In the entries below, how many lines hold the string "редакции"? Give only the number.

START Input data

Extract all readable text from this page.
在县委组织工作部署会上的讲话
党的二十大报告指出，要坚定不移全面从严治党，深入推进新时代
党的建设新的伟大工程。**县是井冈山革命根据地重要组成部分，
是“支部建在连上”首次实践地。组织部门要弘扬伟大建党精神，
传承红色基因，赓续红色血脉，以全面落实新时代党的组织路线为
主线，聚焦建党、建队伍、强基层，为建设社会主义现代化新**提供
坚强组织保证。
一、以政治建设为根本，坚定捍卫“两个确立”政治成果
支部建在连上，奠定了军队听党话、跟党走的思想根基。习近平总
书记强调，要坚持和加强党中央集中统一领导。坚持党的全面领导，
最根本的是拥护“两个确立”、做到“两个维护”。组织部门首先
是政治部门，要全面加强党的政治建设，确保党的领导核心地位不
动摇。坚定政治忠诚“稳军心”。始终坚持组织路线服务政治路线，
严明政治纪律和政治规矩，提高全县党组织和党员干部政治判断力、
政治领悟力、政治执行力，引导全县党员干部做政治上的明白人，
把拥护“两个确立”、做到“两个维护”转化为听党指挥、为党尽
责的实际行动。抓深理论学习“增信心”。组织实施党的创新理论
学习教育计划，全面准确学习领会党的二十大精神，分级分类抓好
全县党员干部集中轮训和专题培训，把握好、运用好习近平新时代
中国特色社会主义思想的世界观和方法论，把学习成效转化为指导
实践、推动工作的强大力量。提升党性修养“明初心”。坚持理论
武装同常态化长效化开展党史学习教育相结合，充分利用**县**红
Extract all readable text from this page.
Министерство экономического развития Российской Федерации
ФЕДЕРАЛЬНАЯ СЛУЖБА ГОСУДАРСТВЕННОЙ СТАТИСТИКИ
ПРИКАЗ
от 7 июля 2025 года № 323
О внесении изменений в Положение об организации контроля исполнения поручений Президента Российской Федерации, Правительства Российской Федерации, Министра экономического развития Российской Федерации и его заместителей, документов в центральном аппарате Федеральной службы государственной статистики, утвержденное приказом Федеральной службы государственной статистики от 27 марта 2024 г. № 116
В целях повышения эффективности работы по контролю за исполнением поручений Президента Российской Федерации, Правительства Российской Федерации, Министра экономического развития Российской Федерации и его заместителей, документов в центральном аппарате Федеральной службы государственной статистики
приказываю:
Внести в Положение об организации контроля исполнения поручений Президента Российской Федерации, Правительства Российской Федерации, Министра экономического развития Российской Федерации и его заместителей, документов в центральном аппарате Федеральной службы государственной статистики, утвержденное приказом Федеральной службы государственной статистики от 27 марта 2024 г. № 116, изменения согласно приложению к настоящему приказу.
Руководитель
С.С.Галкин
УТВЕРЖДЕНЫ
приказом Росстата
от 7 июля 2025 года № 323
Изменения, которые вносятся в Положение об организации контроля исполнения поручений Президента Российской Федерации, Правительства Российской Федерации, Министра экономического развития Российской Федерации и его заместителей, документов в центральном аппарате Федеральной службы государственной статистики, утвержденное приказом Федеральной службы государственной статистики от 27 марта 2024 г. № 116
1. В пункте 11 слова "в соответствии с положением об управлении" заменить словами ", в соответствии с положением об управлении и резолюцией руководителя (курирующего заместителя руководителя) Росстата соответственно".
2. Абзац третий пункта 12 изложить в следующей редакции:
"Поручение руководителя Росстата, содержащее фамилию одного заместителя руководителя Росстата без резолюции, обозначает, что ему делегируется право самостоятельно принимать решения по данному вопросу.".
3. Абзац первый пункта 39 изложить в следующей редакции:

END Input data

» **Written answer**:
2